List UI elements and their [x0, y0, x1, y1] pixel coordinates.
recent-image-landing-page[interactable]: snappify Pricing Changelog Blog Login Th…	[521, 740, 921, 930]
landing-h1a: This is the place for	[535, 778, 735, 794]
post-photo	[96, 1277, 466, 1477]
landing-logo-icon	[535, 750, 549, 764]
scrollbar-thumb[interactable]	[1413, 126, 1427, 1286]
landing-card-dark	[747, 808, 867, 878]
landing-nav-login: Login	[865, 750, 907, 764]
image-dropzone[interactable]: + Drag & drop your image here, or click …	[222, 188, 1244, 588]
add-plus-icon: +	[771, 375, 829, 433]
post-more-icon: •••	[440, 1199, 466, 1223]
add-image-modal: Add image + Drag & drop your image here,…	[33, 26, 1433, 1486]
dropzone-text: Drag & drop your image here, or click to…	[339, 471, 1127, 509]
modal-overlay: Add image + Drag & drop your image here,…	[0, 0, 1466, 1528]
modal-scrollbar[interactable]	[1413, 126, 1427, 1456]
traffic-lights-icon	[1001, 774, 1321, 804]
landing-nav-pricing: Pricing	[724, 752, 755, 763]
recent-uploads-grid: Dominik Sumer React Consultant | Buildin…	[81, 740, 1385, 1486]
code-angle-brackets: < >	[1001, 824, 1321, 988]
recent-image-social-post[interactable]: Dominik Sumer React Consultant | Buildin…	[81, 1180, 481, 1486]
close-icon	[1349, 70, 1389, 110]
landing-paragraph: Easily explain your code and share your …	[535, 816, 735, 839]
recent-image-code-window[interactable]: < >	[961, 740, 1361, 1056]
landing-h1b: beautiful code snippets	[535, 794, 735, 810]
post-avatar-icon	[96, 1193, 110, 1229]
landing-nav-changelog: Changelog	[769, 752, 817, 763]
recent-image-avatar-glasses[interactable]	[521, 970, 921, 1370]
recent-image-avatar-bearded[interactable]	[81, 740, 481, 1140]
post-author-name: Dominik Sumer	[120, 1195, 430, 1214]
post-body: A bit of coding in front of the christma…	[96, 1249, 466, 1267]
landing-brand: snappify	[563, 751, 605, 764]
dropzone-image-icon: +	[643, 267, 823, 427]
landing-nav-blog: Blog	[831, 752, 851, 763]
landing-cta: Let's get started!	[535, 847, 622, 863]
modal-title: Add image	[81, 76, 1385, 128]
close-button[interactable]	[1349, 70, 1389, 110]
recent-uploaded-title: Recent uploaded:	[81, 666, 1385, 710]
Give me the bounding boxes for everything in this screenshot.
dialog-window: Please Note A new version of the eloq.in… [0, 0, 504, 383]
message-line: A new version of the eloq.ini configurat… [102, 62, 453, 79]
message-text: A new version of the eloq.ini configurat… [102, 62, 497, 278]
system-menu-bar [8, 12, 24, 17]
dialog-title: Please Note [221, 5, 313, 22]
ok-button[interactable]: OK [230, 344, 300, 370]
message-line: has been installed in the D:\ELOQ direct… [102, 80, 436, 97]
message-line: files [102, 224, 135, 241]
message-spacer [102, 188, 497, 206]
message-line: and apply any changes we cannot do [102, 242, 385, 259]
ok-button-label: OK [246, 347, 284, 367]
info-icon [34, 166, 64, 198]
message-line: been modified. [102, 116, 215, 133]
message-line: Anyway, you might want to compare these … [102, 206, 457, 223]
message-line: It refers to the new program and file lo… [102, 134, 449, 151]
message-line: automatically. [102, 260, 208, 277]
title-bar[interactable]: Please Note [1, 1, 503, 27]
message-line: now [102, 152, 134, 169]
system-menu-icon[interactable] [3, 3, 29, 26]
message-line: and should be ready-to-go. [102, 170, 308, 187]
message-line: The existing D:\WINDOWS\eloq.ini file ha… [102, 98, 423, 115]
□ □ □ □ □ □ □
▶ WORK TO COMPLETE
Can you copy the records verbatim, from their first line up to and including the line with "landing-cta: Let's get"?

▶ SOLVED EXERCISE
List UI elements and their [x0, y0, x1, y1] pixel coordinates.
recent-image-landing-page[interactable]: snappify Pricing Changelog Blog Login Th…	[521, 740, 921, 930]
landing-h1a: This is the place for	[535, 778, 735, 794]
post-photo	[96, 1277, 466, 1477]
landing-logo-icon	[535, 750, 549, 764]
scrollbar-thumb[interactable]	[1413, 126, 1427, 1286]
landing-card-dark	[747, 808, 867, 878]
landing-nav-login: Login	[865, 750, 907, 764]
image-dropzone[interactable]: + Drag & drop your image here, or click …	[222, 188, 1244, 588]
add-plus-icon: +	[771, 375, 829, 433]
post-more-icon: •••	[440, 1199, 466, 1223]
add-image-modal: Add image + Drag & drop your image here,…	[33, 26, 1433, 1486]
dropzone-text: Drag & drop your image here, or click to…	[339, 471, 1127, 509]
modal-overlay: Add image + Drag & drop your image here,…	[0, 0, 1466, 1528]
modal-scrollbar[interactable]	[1413, 126, 1427, 1456]
traffic-lights-icon	[1001, 774, 1321, 804]
landing-nav-pricing: Pricing	[724, 752, 755, 763]
recent-uploads-grid: Dominik Sumer React Consultant | Buildin…	[81, 740, 1385, 1486]
code-angle-brackets: < >	[1001, 824, 1321, 988]
recent-image-social-post[interactable]: Dominik Sumer React Consultant | Buildin…	[81, 1180, 481, 1486]
close-icon	[1349, 70, 1389, 110]
landing-paragraph: Easily explain your code and share your …	[535, 816, 735, 839]
recent-image-code-window[interactable]: < >	[961, 740, 1361, 1056]
landing-h1b: beautiful code snippets	[535, 794, 735, 810]
post-avatar-icon	[96, 1193, 110, 1229]
landing-nav-changelog: Changelog	[769, 752, 817, 763]
recent-image-avatar-glasses[interactable]	[521, 970, 921, 1370]
recent-image-avatar-bearded[interactable]	[81, 740, 481, 1140]
post-author-name: Dominik Sumer	[120, 1195, 430, 1214]
post-body: A bit of coding in front of the christma…	[96, 1249, 466, 1267]
landing-brand: snappify	[563, 751, 605, 764]
dropzone-image-icon: +	[643, 267, 823, 427]
landing-nav-blog: Blog	[831, 752, 851, 763]
landing-cta: Let's get started!	[535, 847, 622, 863]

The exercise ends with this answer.